▸ **What you need to do**:
Copy out all the lines of the data that hold the word "fortalecer".

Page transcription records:
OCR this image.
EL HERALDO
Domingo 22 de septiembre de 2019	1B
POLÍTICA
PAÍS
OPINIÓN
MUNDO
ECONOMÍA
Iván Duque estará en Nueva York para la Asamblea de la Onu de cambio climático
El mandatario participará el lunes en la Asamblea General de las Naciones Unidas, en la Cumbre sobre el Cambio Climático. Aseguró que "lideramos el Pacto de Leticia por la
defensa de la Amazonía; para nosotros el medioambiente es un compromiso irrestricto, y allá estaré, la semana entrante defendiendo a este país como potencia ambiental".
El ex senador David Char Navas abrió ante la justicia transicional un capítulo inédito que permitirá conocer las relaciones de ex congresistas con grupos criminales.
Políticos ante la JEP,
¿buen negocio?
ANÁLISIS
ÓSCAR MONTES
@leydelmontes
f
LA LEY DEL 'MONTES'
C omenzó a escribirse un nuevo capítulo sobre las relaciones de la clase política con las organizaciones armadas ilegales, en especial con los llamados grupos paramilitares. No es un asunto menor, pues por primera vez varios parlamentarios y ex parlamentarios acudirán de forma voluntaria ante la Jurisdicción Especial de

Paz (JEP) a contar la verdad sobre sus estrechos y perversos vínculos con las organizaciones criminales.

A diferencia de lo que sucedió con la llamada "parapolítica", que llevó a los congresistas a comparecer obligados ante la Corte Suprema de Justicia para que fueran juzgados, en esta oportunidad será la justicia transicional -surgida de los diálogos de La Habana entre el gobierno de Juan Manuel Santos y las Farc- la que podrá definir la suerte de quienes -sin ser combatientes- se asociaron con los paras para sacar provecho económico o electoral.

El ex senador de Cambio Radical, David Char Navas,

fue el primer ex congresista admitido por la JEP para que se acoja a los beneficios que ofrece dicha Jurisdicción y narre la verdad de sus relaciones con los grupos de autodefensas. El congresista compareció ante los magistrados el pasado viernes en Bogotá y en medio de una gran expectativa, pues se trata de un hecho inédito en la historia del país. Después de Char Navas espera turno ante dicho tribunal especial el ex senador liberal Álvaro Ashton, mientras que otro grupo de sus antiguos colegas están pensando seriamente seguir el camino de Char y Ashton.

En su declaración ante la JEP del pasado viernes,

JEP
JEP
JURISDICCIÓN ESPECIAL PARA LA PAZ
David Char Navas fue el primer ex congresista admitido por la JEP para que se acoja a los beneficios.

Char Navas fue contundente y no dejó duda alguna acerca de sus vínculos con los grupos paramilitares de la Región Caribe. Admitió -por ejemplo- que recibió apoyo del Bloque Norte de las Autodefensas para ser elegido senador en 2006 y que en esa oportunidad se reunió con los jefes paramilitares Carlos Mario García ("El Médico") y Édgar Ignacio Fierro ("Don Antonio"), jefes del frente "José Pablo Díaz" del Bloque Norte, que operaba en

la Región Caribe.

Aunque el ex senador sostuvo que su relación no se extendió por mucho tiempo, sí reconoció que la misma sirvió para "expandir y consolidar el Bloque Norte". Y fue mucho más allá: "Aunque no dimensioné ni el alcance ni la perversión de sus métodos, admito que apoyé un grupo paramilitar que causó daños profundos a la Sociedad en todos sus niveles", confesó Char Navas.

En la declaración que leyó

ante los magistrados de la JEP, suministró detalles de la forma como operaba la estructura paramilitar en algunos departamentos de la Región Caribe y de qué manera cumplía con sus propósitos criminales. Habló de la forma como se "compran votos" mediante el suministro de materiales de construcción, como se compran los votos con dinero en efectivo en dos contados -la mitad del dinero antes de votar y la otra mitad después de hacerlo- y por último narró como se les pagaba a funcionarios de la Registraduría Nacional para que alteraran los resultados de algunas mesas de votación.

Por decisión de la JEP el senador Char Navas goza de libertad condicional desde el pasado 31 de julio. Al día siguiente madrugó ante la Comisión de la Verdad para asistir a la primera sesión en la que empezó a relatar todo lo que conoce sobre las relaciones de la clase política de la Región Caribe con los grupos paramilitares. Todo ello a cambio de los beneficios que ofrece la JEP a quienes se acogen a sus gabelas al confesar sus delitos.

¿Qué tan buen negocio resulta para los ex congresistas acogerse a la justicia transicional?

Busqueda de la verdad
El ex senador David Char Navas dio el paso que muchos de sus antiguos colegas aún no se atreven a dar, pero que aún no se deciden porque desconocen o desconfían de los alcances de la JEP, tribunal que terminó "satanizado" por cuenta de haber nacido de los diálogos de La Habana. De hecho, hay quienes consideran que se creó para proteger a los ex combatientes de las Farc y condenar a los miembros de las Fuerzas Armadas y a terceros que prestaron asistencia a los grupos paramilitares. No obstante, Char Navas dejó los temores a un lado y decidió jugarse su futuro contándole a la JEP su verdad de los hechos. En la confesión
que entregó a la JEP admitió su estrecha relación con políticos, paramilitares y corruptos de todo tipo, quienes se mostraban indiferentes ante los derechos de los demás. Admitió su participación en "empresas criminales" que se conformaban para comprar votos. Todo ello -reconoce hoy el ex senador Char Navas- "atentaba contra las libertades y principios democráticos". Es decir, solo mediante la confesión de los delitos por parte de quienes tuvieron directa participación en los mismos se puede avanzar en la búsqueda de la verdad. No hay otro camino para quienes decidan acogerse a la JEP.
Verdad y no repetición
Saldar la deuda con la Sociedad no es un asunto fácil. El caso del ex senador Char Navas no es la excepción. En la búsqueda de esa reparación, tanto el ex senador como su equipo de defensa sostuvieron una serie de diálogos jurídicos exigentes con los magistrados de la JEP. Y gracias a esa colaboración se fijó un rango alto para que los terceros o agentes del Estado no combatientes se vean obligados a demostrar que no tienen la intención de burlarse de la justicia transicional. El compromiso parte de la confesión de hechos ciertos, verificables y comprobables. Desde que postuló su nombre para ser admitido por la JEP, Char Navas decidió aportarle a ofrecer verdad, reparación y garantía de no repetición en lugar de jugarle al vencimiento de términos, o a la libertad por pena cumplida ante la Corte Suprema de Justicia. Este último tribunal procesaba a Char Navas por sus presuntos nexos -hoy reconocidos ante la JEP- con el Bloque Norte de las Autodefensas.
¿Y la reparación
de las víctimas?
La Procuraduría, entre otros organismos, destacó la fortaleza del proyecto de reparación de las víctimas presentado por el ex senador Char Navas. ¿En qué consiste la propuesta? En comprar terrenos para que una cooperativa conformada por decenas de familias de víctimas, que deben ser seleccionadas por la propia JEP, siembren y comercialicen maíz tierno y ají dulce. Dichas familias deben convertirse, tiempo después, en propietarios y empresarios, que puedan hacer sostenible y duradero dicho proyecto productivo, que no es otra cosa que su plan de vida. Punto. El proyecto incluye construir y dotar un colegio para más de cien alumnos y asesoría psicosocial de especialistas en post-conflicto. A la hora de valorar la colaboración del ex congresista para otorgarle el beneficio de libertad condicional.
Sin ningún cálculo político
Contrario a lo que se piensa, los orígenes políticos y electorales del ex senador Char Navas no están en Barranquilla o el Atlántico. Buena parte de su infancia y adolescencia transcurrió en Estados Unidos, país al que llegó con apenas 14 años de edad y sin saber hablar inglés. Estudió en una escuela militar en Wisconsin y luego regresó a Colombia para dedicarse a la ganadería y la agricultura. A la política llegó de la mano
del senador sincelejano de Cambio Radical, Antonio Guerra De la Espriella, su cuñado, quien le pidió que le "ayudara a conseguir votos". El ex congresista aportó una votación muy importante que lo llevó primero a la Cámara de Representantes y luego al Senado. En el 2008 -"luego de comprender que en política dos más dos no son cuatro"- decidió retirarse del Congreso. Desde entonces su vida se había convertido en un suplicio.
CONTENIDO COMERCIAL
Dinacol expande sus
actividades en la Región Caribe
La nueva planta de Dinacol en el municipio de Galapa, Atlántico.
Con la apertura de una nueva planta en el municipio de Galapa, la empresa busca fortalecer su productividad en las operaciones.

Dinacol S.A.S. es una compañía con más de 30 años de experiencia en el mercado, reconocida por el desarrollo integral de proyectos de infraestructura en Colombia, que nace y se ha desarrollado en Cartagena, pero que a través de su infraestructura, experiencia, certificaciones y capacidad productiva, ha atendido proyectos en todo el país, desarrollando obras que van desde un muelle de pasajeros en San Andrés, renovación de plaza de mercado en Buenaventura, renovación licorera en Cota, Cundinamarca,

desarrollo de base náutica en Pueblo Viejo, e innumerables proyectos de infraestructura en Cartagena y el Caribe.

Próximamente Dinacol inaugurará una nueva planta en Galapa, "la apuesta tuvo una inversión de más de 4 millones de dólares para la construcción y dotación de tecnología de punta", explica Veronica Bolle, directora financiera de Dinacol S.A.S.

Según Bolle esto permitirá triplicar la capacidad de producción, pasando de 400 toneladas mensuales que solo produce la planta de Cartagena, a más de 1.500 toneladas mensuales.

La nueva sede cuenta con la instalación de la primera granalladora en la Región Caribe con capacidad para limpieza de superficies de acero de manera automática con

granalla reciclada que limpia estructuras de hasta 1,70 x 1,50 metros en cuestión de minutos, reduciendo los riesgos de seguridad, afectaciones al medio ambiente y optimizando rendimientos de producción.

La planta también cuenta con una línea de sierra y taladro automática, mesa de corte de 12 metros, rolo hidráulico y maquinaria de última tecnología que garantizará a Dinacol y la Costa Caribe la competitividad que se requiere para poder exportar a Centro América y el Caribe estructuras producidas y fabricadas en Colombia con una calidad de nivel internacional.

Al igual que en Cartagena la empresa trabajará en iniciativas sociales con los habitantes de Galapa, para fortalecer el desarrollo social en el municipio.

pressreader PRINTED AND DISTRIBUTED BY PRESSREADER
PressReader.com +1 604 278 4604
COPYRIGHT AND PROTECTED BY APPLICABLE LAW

▸ **Task output**:
Con la apertura de una nueva planta en el municipio de Galapa, la empresa busca fortalecer su productividad en las operaciones.
Al igual que en Cartagena la empresa trabajará en iniciativas sociales con los habitantes de Galapa, para fortalecer el desarrollo social en el municipio.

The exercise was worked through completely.